### PROBLEM
Transcribe the listing exactly, leaving out every picture.
***** ROWS
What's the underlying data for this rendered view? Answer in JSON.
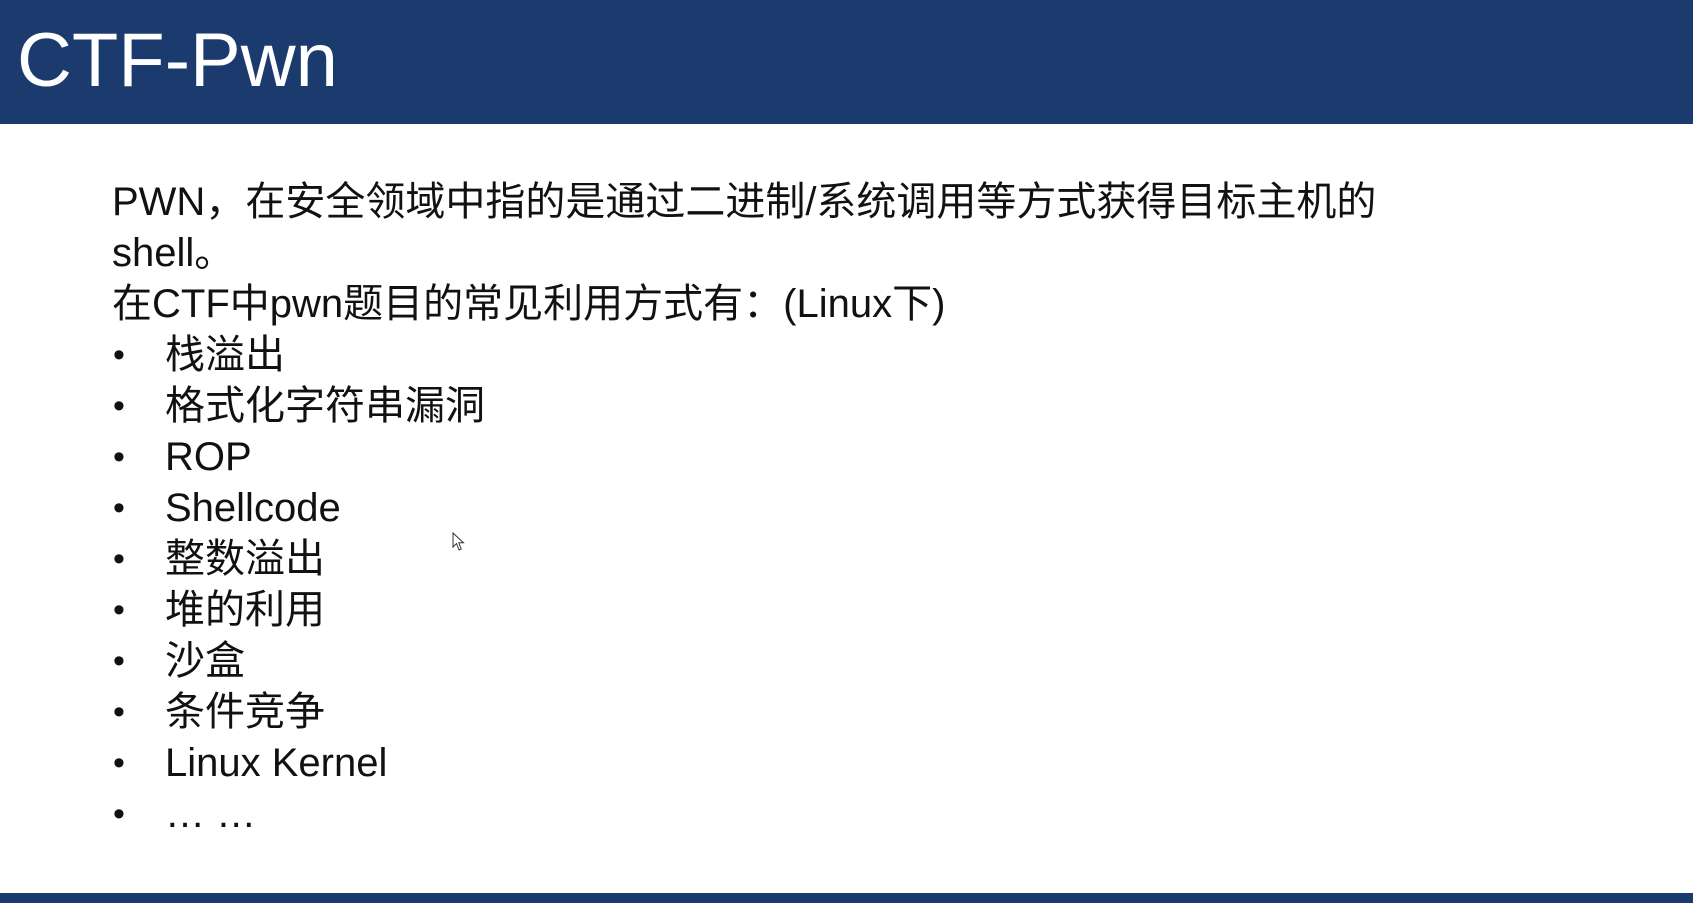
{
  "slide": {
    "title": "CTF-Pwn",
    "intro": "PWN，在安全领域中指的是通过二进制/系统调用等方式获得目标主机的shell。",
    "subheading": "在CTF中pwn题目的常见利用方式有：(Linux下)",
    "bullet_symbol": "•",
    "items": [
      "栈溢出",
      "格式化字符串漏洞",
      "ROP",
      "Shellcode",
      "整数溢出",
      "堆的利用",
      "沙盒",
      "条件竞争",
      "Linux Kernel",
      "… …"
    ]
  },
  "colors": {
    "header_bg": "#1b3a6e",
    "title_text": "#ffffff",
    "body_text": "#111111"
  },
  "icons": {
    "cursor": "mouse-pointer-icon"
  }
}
**********
### RESULT FOR THIS TASK
What's the underlying data for this rendered view? Answer in JSON.
{
  "slide": {
    "title": "CTF-Pwn",
    "intro": "PWN，在安全领域中指的是通过二进制/系统调用等方式获得目标主机的shell。",
    "subheading": "在CTF中pwn题目的常见利用方式有：(Linux下)",
    "bullet_symbol": "•",
    "items": [
      "栈溢出",
      "格式化字符串漏洞",
      "ROP",
      "Shellcode",
      "整数溢出",
      "堆的利用",
      "沙盒",
      "条件竞争",
      "Linux Kernel",
      "… …"
    ]
  },
  "colors": {
    "header_bg": "#1b3a6e",
    "title_text": "#ffffff",
    "body_text": "#111111"
  },
  "icons": {
    "cursor": "mouse-pointer-icon"
  }
}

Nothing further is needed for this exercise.